Output the records exactly. Include every line.
[START Records for the task]
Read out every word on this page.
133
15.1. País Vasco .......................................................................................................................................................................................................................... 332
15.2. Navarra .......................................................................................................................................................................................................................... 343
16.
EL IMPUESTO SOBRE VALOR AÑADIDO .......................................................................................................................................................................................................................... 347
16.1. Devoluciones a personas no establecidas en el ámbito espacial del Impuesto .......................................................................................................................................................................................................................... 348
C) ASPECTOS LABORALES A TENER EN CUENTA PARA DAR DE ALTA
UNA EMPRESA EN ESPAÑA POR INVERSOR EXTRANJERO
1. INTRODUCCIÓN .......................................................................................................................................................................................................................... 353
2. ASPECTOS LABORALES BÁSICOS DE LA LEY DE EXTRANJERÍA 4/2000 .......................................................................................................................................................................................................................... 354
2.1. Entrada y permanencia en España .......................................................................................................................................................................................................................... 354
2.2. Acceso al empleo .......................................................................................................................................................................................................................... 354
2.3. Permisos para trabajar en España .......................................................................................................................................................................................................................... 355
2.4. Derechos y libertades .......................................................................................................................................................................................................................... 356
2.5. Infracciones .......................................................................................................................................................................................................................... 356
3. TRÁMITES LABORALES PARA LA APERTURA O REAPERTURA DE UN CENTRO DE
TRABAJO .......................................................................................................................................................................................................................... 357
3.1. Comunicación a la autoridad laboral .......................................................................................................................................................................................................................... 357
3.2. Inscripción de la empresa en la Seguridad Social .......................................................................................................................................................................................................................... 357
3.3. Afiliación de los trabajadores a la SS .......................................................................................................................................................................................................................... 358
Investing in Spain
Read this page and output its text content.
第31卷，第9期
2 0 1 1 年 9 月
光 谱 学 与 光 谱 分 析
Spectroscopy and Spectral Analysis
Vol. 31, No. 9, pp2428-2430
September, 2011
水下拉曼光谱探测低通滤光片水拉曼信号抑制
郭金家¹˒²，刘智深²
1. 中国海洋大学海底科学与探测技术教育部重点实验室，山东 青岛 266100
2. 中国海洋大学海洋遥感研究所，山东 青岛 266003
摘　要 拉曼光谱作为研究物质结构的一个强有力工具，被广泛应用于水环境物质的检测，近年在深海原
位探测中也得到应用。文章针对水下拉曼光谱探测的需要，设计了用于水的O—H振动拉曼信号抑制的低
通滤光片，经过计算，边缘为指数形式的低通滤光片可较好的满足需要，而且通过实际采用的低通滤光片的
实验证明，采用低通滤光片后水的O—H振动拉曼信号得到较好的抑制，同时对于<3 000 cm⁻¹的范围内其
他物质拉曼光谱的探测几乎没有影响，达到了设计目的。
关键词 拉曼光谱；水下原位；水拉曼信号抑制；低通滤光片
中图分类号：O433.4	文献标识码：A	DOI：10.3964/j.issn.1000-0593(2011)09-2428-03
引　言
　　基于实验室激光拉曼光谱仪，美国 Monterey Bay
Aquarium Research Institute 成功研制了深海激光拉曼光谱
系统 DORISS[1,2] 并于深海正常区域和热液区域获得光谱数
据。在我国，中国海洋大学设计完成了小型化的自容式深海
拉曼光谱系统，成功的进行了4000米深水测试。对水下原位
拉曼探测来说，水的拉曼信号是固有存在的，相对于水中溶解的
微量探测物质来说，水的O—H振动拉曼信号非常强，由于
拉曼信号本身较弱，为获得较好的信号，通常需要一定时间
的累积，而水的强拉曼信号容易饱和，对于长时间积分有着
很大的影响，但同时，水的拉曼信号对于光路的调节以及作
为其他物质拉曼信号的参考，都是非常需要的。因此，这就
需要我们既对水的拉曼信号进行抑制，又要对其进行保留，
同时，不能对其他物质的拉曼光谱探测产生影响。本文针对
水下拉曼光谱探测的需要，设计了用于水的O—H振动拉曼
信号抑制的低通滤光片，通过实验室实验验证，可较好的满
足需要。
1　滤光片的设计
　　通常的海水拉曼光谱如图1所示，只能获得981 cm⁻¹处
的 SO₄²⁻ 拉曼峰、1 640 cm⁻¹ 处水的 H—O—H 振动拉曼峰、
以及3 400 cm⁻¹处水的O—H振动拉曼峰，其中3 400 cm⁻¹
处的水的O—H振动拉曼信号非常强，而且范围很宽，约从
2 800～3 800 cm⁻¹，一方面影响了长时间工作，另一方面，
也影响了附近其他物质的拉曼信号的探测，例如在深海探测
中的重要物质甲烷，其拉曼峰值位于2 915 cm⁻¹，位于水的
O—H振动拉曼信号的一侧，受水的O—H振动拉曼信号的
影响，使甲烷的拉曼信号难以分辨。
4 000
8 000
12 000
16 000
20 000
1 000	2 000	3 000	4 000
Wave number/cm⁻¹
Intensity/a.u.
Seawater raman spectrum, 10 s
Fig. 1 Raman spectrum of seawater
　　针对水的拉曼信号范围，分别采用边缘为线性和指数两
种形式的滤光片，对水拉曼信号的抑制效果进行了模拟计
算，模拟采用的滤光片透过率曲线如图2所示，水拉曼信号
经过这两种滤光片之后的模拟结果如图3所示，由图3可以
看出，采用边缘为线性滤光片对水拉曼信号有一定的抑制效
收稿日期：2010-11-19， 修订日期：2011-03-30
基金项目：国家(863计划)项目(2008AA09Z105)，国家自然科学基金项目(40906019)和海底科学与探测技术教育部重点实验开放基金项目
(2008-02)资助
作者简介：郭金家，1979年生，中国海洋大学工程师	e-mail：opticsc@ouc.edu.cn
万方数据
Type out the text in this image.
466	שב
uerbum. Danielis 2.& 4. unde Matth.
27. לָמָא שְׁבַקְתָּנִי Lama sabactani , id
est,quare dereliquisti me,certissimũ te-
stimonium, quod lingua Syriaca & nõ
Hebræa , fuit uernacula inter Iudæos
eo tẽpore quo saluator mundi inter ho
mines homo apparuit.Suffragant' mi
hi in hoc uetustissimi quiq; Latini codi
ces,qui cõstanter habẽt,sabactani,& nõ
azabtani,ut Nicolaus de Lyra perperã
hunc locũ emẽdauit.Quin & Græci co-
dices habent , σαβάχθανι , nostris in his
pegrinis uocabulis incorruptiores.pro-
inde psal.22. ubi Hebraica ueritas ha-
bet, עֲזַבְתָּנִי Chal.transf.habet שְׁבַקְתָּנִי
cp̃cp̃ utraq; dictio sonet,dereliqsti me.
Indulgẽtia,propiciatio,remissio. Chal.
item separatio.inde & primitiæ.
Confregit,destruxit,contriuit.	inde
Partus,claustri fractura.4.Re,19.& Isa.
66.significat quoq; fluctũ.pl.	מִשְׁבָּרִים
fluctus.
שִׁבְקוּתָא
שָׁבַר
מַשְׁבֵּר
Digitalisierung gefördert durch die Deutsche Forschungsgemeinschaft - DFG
[END Records for the task]
◆ **Response to this task**:
Read out every word on this page.
133
15.1. País Vasco .......................................................................................................................................................................................................................... 332
15.2. Navarra .......................................................................................................................................................................................................................... 343
16.
EL IMPUESTO SOBRE VALOR AÑADIDO .......................................................................................................................................................................................................................... 347
16.1. Devoluciones a personas no establecidas en el ámbito espacial del Impuesto .......................................................................................................................................................................................................................... 348
C) ASPECTOS LABORALES A TENER EN CUENTA PARA DAR DE ALTA
UNA EMPRESA EN ESPAÑA POR INVERSOR EXTRANJERO
1. INTRODUCCIÓN .......................................................................................................................................................................................................................... 353
2. ASPECTOS LABORALES BÁSICOS DE LA LEY DE EXTRANJERÍA 4/2000 .......................................................................................................................................................................................................................... 354
2.1. Entrada y permanencia en España .......................................................................................................................................................................................................................... 354
2.2. Acceso al empleo .......................................................................................................................................................................................................................... 354
2.3. Permisos para trabajar en España .......................................................................................................................................................................................................................... 355
2.4. Derechos y libertades .......................................................................................................................................................................................................................... 356
2.5. Infracciones .......................................................................................................................................................................................................................... 356
3. TRÁMITES LABORALES PARA LA APERTURA O REAPERTURA DE UN CENTRO DE
TRABAJO .......................................................................................................................................................................................................................... 357
3.1. Comunicación a la autoridad laboral .......................................................................................................................................................................................................................... 357
3.2. Inscripción de la empresa en la Seguridad Social .......................................................................................................................................................................................................................... 357
3.3. Afiliación de los trabajadores a la SS .......................................................................................................................................................................................................................... 358
Investing in Spain
Read this page and output its text content.
第31卷，第9期
2 0 1 1 年 9 月
光 谱 学 与 光 谱 分 析
Spectroscopy and Spectral Analysis
Vol. 31, No. 9, pp2428-2430
September, 2011
水下拉曼光谱探测低通滤光片水拉曼信号抑制
郭金家¹˒²，刘智深²
1. 中国海洋大学海底科学与探测技术教育部重点实验室，山东 青岛 266100
2. 中国海洋大学海洋遥感研究所，山东 青岛 266003
摘　要 拉曼光谱作为研究物质结构的一个强有力工具，被广泛应用于水环境物质的检测，近年在深海原
位探测中也得到应用。文章针对水下拉曼光谱探测的需要，设计了用于水的O—H振动拉曼信号抑制的低
通滤光片，经过计算，边缘为指数形式的低通滤光片可较好的满足需要，而且通过实际采用的低通滤光片的
实验证明，采用低通滤光片后水的O—H振动拉曼信号得到较好的抑制，同时对于<3 000 cm⁻¹的范围内其
他物质拉曼光谱的探测几乎没有影响，达到了设计目的。
关键词 拉曼光谱；水下原位；水拉曼信号抑制；低通滤光片
中图分类号：O433.4	文献标识码：A	DOI：10.3964/j.issn.1000-0593(2011)09-2428-03
引　言
　　基于实验室激光拉曼光谱仪，美国 Monterey Bay
Aquarium Research Institute 成功研制了深海激光拉曼光谱
系统 DORISS[1,2] 并于深海正常区域和热液区域获得光谱数
据。在我国，中国海洋大学设计完成了小型化的自容式深海
拉曼光谱系统，成功的进行了4000米深水测试。对水下原位
拉曼探测来说，水的拉曼信号是固有存在的，相对于水中溶解的
微量探测物质来说，水的O—H振动拉曼信号非常强，由于
拉曼信号本身较弱，为获得较好的信号，通常需要一定时间
的累积，而水的强拉曼信号容易饱和，对于长时间积分有着
很大的影响，但同时，水的拉曼信号对于光路的调节以及作
为其他物质拉曼信号的参考，都是非常需要的。因此，这就
需要我们既对水的拉曼信号进行抑制，又要对其进行保留，
同时，不能对其他物质的拉曼光谱探测产生影响。本文针对
水下拉曼光谱探测的需要，设计了用于水的O—H振动拉曼
信号抑制的低通滤光片，通过实验室实验验证，可较好的满
足需要。
1　滤光片的设计
　　通常的海水拉曼光谱如图1所示，只能获得981 cm⁻¹处
的 SO₄²⁻ 拉曼峰、1 640 cm⁻¹ 处水的 H—O—H 振动拉曼峰、
以及3 400 cm⁻¹处水的O—H振动拉曼峰，其中3 400 cm⁻¹
处的水的O—H振动拉曼信号非常强，而且范围很宽，约从
2 800～3 800 cm⁻¹，一方面影响了长时间工作，另一方面，
也影响了附近其他物质的拉曼信号的探测，例如在深海探测
中的重要物质甲烷，其拉曼峰值位于2 915 cm⁻¹，位于水的
O—H振动拉曼信号的一侧，受水的O—H振动拉曼信号的
影响，使甲烷的拉曼信号难以分辨。
4 000
8 000
12 000
16 000
20 000
1 000	2 000	3 000	4 000
Wave number/cm⁻¹
Intensity/a.u.
Seawater raman spectrum, 10 s
Fig. 1 Raman spectrum of seawater
　　针对水的拉曼信号范围，分别采用边缘为线性和指数两
种形式的滤光片，对水拉曼信号的抑制效果进行了模拟计
算，模拟采用的滤光片透过率曲线如图2所示，水拉曼信号
经过这两种滤光片之后的模拟结果如图3所示，由图3可以
看出，采用边缘为线性滤光片对水拉曼信号有一定的抑制效
收稿日期：2010-11-19， 修订日期：2011-03-30
基金项目：国家(863计划)项目(2008AA09Z105)，国家自然科学基金项目(40906019)和海底科学与探测技术教育部重点实验开放基金项目
(2008-02)资助
作者简介：郭金家，1979年生，中国海洋大学工程师	e-mail：opticsc@ouc.edu.cn
万方数据
Type out the text in this image.
466	שב
uerbum. Danielis 2.& 4. unde Matth.
27. לָמָא שְׁבַקְתָּנִי Lama sabactani , id
est,quare dereliquisti me,certissimũ te-
stimonium, quod lingua Syriaca & nõ
Hebræa , fuit uernacula inter Iudæos
eo tẽpore quo saluator mundi inter ho
mines homo apparuit.Suffragant' mi
hi in hoc uetustissimi quiq; Latini codi
ces,qui cõstanter habẽt,sabactani,& nõ
azabtani,ut Nicolaus de Lyra perperã
hunc locũ emẽdauit.Quin & Græci co-
dices habent , σαβάχθανι , nostris in his
pegrinis uocabulis incorruptiores.pro-
inde psal.22. ubi Hebraica ueritas ha-
bet, עֲזַבְתָּנִי Chal.transf.habet שְׁבַקְתָּנִי
cp̃cp̃ utraq; dictio sonet,dereliqsti me.
Indulgẽtia,propiciatio,remissio. Chal.
item separatio.inde & primitiæ.
Confregit,destruxit,contriuit.	inde
Partus,claustri fractura.4.Re,19.& Isa.
66.significat quoq; fluctũ.pl.	מִשְׁבָּרִים
fluctus.
שִׁבְקוּתָא
שָׁבַר
מַשְׁבֵּר
Digitalisierung gefördert durch die Deutsche Forschungsgemeinschaft - DFG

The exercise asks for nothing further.